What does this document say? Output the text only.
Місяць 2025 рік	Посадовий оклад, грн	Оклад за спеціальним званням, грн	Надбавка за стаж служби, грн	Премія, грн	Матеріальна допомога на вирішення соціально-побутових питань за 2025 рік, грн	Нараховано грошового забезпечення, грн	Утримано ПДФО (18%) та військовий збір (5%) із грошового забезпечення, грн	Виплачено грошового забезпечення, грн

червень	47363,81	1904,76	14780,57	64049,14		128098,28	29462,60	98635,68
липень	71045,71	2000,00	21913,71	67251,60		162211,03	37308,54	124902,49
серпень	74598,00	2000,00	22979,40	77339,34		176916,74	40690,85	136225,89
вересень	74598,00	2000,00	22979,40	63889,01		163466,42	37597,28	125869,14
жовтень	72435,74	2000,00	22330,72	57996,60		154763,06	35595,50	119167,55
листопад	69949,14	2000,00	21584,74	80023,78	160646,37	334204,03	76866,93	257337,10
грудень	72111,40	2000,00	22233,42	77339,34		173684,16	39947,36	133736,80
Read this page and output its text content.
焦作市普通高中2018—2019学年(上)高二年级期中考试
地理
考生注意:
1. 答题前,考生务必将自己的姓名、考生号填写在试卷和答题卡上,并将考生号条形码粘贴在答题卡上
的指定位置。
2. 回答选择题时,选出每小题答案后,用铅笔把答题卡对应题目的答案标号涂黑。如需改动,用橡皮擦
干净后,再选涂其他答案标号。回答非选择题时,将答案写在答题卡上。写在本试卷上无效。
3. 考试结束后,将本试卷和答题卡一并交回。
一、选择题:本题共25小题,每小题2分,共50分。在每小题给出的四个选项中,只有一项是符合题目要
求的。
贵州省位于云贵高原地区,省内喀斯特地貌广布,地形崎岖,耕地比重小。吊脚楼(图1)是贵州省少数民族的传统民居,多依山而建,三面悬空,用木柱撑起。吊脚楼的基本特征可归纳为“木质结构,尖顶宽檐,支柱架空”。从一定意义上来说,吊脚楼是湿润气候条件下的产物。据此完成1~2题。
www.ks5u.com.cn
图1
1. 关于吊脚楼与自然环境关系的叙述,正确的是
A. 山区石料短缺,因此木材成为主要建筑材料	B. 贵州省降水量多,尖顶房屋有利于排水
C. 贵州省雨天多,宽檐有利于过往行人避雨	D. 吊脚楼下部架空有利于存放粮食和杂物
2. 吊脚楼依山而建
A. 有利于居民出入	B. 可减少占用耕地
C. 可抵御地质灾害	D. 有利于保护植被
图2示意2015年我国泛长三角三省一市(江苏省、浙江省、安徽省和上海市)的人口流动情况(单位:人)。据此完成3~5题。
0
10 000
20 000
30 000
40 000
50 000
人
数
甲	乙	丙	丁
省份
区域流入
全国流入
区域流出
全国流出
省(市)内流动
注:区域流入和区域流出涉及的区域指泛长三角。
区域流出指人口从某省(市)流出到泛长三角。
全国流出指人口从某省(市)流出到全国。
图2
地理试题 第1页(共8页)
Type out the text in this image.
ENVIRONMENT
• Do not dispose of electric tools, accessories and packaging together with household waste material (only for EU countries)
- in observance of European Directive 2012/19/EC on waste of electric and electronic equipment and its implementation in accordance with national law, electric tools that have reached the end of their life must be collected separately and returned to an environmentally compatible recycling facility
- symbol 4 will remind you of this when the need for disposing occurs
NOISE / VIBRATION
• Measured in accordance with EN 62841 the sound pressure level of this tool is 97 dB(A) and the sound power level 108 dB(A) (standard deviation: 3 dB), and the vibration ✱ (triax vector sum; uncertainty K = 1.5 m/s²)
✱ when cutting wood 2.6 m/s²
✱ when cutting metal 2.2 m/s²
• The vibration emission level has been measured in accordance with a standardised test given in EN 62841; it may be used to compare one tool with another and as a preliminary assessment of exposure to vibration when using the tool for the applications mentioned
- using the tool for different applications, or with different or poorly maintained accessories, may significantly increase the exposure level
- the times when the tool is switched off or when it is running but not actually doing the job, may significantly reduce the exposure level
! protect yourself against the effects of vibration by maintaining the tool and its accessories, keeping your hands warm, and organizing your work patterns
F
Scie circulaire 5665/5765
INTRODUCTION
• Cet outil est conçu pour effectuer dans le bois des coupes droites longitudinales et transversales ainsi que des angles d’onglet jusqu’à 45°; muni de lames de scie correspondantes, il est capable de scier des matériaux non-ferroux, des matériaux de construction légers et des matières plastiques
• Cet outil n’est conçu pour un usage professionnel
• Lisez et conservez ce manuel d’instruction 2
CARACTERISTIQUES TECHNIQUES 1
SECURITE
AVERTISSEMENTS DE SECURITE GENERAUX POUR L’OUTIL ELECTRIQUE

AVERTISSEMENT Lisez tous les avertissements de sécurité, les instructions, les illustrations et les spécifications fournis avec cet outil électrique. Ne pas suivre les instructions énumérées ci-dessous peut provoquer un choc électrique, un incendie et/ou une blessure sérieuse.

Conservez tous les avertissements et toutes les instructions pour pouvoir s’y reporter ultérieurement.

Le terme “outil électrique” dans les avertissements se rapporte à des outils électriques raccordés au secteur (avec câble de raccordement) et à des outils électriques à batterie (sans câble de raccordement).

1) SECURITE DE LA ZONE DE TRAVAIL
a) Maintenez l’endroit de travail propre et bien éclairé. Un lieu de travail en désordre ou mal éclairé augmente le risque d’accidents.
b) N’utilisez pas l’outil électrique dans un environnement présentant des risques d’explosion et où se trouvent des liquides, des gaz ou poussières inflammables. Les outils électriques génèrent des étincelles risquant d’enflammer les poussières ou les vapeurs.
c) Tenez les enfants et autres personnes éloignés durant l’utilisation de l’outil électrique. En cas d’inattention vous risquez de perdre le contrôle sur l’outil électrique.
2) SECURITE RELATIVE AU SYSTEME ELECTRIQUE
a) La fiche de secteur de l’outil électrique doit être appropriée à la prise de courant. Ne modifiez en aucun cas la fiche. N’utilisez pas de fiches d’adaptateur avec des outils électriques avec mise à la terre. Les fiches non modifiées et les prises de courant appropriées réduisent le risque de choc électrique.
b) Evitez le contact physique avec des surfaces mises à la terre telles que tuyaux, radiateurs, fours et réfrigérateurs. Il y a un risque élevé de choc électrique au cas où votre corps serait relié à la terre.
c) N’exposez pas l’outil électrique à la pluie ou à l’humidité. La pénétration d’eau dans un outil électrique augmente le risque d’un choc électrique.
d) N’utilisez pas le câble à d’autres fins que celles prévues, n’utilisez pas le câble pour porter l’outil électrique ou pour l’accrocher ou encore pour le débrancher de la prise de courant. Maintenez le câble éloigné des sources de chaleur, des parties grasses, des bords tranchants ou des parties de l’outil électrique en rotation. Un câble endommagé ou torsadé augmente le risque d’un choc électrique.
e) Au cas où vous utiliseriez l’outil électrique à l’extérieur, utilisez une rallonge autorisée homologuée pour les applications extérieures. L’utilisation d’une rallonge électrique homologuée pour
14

Work to complete:
Quote all the records. Keep every word exact.

Output below:
What does this document say? Output the text only.
Місяць 2025 рік	Посадовий оклад, грн	Оклад за спеціальним званням, грн	Надбавка за стаж служби, грн	Премія, грн	Матеріальна допомога на вирішення соціально-побутових питань за 2025 рік, грн	Нараховано грошового забезпечення, грн	Утримано ПДФО (18%) та військовий збір (5%) із грошового забезпечення, грн	Виплачено грошового забезпечення, грн

червень	47363,81	1904,76	14780,57	64049,14		128098,28	29462,60	98635,68
липень	71045,71	2000,00	21913,71	67251,60		162211,03	37308,54	124902,49
серпень	74598,00	2000,00	22979,40	77339,34		176916,74	40690,85	136225,89
вересень	74598,00	2000,00	22979,40	63889,01		163466,42	37597,28	125869,14
жовтень	72435,74	2000,00	22330,72	57996,60		154763,06	35595,50	119167,55
листопад	69949,14	2000,00	21584,74	80023,78	160646,37	334204,03	76866,93	257337,10
грудень	72111,40	2000,00	22233,42	77339,34		173684,16	39947,36	133736,80
Read this page and output its text content.
焦作市普通高中2018—2019学年(上)高二年级期中考试
地理
考生注意:
1. 答题前,考生务必将自己的姓名、考生号填写在试卷和答题卡上,并将考生号条形码粘贴在答题卡上
的指定位置。
2. 回答选择题时,选出每小题答案后,用铅笔把答题卡对应题目的答案标号涂黑。如需改动,用橡皮擦
干净后,再选涂其他答案标号。回答非选择题时,将答案写在答题卡上。写在本试卷上无效。
3. 考试结束后,将本试卷和答题卡一并交回。
一、选择题:本题共25小题,每小题2分,共50分。在每小题给出的四个选项中,只有一项是符合题目要
求的。
贵州省位于云贵高原地区,省内喀斯特地貌广布,地形崎岖,耕地比重小。吊脚楼(图1)是贵州省少数民族的传统民居,多依山而建,三面悬空,用木柱撑起。吊脚楼的基本特征可归纳为“木质结构,尖顶宽檐,支柱架空”。从一定意义上来说,吊脚楼是湿润气候条件下的产物。据此完成1~2题。
www.ks5u.com.cn
图1
1. 关于吊脚楼与自然环境关系的叙述,正确的是
A. 山区石料短缺,因此木材成为主要建筑材料	B. 贵州省降水量多,尖顶房屋有利于排水
C. 贵州省雨天多,宽檐有利于过往行人避雨	D. 吊脚楼下部架空有利于存放粮食和杂物
2. 吊脚楼依山而建
A. 有利于居民出入	B. 可减少占用耕地
C. 可抵御地质灾害	D. 有利于保护植被
图2示意2015年我国泛长三角三省一市(江苏省、浙江省、安徽省和上海市)的人口流动情况(单位:人)。据此完成3~5题。
0
10 000
20 000
30 000
40 000
50 000
人
数
甲	乙	丙	丁
省份
区域流入
全国流入
区域流出
全国流出
省(市)内流动
注:区域流入和区域流出涉及的区域指泛长三角。
区域流出指人口从某省(市)流出到泛长三角。
全国流出指人口从某省(市)流出到全国。
图2
地理试题 第1页(共8页)
Type out the text in this image.
ENVIRONMENT
• Do not dispose of electric tools, accessories and packaging together with household waste material (only for EU countries)
- in observance of European Directive 2012/19/EC on waste of electric and electronic equipment and its implementation in accordance with national law, electric tools that have reached the end of their life must be collected separately and returned to an environmentally compatible recycling facility
- symbol 4 will remind you of this when the need for disposing occurs
NOISE / VIBRATION
• Measured in accordance with EN 62841 the sound pressure level of this tool is 97 dB(A) and the sound power level 108 dB(A) (standard deviation: 3 dB), and the vibration ✱ (triax vector sum; uncertainty K = 1.5 m/s²)
✱ when cutting wood 2.6 m/s²
✱ when cutting metal 2.2 m/s²
• The vibration emission level has been measured in accordance with a standardised test given in EN 62841; it may be used to compare one tool with another and as a preliminary assessment of exposure to vibration when using the tool for the applications mentioned
- using the tool for different applications, or with different or poorly maintained accessories, may significantly increase the exposure level
- the times when the tool is switched off or when it is running but not actually doing the job, may significantly reduce the exposure level
! protect yourself against the effects of vibration by maintaining the tool and its accessories, keeping your hands warm, and organizing your work patterns
F
Scie circulaire 5665/5765
INTRODUCTION
• Cet outil est conçu pour effectuer dans le bois des coupes droites longitudinales et transversales ainsi que des angles d’onglet jusqu’à 45°; muni de lames de scie correspondantes, il est capable de scier des matériaux non-ferroux, des matériaux de construction légers et des matières plastiques
• Cet outil n’est conçu pour un usage professionnel
• Lisez et conservez ce manuel d’instruction 2
CARACTERISTIQUES TECHNIQUES 1
SECURITE
AVERTISSEMENTS DE SECURITE GENERAUX POUR L’OUTIL ELECTRIQUE

AVERTISSEMENT Lisez tous les avertissements de sécurité, les instructions, les illustrations et les spécifications fournis avec cet outil électrique. Ne pas suivre les instructions énumérées ci-dessous peut provoquer un choc électrique, un incendie et/ou une blessure sérieuse.

Conservez tous les avertissements et toutes les instructions pour pouvoir s’y reporter ultérieurement.

Le terme “outil électrique” dans les avertissements se rapporte à des outils électriques raccordés au secteur (avec câble de raccordement) et à des outils électriques à batterie (sans câble de raccordement).

1) SECURITE DE LA ZONE DE TRAVAIL
a) Maintenez l’endroit de travail propre et bien éclairé. Un lieu de travail en désordre ou mal éclairé augmente le risque d’accidents.
b) N’utilisez pas l’outil électrique dans un environnement présentant des risques d’explosion et où se trouvent des liquides, des gaz ou poussières inflammables. Les outils électriques génèrent des étincelles risquant d’enflammer les poussières ou les vapeurs.
c) Tenez les enfants et autres personnes éloignés durant l’utilisation de l’outil électrique. En cas d’inattention vous risquez de perdre le contrôle sur l’outil électrique.
2) SECURITE RELATIVE AU SYSTEME ELECTRIQUE
a) La fiche de secteur de l’outil électrique doit être appropriée à la prise de courant. Ne modifiez en aucun cas la fiche. N’utilisez pas de fiches d’adaptateur avec des outils électriques avec mise à la terre. Les fiches non modifiées et les prises de courant appropriées réduisent le risque de choc électrique.
b) Evitez le contact physique avec des surfaces mises à la terre telles que tuyaux, radiateurs, fours et réfrigérateurs. Il y a un risque élevé de choc électrique au cas où votre corps serait relié à la terre.
c) N’exposez pas l’outil électrique à la pluie ou à l’humidité. La pénétration d’eau dans un outil électrique augmente le risque d’un choc électrique.
d) N’utilisez pas le câble à d’autres fins que celles prévues, n’utilisez pas le câble pour porter l’outil électrique ou pour l’accrocher ou encore pour le débrancher de la prise de courant. Maintenez le câble éloigné des sources de chaleur, des parties grasses, des bords tranchants ou des parties de l’outil électrique en rotation. Un câble endommagé ou torsadé augmente le risque d’un choc électrique.
e) Au cas où vous utiliseriez l’outil électrique à l’extérieur, utilisez une rallonge autorisée homologuée pour les applications extérieures. L’utilisation d’une rallonge électrique homologuée pour
14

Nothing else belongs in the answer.